▸ WHAT IS REQUIRED:
Count every line of these entries that holds the word "name", and reply with the number only.

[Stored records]

/---

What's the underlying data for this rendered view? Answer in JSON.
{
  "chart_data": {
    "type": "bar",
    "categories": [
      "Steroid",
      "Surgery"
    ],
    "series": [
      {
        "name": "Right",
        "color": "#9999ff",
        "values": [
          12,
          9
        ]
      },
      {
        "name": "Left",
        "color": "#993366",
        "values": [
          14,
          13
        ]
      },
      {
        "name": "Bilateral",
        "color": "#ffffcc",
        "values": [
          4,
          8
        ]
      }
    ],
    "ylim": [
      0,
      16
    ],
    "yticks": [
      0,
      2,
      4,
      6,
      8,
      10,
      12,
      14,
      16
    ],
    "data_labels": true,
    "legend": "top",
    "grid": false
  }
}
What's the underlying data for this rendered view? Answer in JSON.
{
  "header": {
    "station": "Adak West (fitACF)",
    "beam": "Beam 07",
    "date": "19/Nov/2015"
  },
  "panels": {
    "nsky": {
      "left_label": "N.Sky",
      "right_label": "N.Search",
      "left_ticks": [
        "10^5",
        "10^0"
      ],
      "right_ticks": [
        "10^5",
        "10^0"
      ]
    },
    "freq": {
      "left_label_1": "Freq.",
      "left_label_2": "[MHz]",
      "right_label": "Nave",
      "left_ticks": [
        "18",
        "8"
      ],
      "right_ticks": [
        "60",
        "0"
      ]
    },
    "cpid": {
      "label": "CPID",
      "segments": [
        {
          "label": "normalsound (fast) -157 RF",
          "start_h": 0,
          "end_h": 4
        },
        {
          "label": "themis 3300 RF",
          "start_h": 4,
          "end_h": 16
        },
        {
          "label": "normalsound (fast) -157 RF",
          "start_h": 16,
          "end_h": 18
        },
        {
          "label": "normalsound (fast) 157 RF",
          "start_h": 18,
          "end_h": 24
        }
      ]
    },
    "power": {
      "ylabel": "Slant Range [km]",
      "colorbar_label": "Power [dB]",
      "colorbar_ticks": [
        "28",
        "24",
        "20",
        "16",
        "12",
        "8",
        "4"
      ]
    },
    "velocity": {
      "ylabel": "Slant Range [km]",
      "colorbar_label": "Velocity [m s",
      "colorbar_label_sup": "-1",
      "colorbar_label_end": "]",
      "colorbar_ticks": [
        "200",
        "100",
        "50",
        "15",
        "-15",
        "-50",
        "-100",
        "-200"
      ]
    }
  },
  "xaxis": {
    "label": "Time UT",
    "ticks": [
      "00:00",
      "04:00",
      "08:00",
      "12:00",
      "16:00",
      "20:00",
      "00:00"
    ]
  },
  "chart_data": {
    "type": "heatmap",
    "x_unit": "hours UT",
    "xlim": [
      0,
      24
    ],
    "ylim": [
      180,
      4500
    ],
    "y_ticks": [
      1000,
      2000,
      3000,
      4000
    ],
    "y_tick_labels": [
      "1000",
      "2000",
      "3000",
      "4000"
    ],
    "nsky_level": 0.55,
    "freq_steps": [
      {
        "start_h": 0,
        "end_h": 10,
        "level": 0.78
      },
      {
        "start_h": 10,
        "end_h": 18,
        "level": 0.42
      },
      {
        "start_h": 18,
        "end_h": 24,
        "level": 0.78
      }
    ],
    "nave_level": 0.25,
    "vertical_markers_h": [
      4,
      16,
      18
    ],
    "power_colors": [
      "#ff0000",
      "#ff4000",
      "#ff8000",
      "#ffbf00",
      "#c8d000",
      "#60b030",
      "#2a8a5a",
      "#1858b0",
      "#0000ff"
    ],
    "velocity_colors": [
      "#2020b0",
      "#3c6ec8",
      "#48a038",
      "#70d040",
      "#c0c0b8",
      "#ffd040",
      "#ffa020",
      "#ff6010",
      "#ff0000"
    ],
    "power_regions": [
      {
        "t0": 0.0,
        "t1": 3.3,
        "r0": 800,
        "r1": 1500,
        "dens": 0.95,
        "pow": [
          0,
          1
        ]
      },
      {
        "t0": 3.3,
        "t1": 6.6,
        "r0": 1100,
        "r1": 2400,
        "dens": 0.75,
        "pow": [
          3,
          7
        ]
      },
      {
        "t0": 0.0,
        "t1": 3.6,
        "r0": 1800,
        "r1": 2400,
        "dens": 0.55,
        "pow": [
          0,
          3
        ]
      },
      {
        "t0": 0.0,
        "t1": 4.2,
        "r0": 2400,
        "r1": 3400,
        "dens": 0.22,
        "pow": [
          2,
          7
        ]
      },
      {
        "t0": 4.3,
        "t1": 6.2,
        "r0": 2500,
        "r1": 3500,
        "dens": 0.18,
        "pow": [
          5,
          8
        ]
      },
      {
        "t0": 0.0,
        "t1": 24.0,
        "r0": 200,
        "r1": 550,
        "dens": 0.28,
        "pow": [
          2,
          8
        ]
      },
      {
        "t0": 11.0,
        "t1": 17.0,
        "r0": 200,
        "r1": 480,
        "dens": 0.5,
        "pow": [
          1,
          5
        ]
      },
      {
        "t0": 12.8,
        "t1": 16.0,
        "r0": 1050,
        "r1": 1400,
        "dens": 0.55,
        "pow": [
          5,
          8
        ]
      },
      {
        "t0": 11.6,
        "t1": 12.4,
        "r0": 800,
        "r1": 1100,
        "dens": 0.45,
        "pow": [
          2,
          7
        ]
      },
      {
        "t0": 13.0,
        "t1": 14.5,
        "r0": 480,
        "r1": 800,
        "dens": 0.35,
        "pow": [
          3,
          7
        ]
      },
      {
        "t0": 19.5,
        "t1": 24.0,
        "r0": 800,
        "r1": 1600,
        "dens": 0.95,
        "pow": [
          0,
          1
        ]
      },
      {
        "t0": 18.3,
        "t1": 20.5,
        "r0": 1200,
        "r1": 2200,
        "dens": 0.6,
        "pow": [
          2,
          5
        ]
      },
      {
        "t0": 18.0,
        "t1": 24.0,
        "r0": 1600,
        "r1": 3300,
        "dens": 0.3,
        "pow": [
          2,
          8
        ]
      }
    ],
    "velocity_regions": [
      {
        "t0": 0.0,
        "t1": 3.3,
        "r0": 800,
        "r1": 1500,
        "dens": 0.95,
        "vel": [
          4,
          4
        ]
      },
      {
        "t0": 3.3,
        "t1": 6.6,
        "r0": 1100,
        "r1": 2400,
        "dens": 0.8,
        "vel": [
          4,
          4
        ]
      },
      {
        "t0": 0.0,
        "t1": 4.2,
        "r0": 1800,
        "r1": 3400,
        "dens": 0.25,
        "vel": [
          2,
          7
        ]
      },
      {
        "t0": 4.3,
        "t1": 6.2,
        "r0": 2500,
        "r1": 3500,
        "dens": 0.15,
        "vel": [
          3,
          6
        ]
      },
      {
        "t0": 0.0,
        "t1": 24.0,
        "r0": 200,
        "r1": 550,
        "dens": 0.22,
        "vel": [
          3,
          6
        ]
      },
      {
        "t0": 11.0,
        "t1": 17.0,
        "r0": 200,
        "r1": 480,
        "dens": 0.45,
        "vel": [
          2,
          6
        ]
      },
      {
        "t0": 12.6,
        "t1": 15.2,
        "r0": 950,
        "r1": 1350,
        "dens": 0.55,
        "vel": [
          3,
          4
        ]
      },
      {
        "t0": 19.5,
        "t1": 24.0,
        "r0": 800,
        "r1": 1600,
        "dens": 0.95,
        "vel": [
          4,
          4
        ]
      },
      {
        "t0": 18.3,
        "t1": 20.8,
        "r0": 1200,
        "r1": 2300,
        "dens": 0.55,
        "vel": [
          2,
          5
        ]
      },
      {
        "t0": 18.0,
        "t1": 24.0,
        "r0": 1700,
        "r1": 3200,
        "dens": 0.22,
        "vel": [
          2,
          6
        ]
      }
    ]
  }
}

\---

▸ SOLVED EXERCISE:
3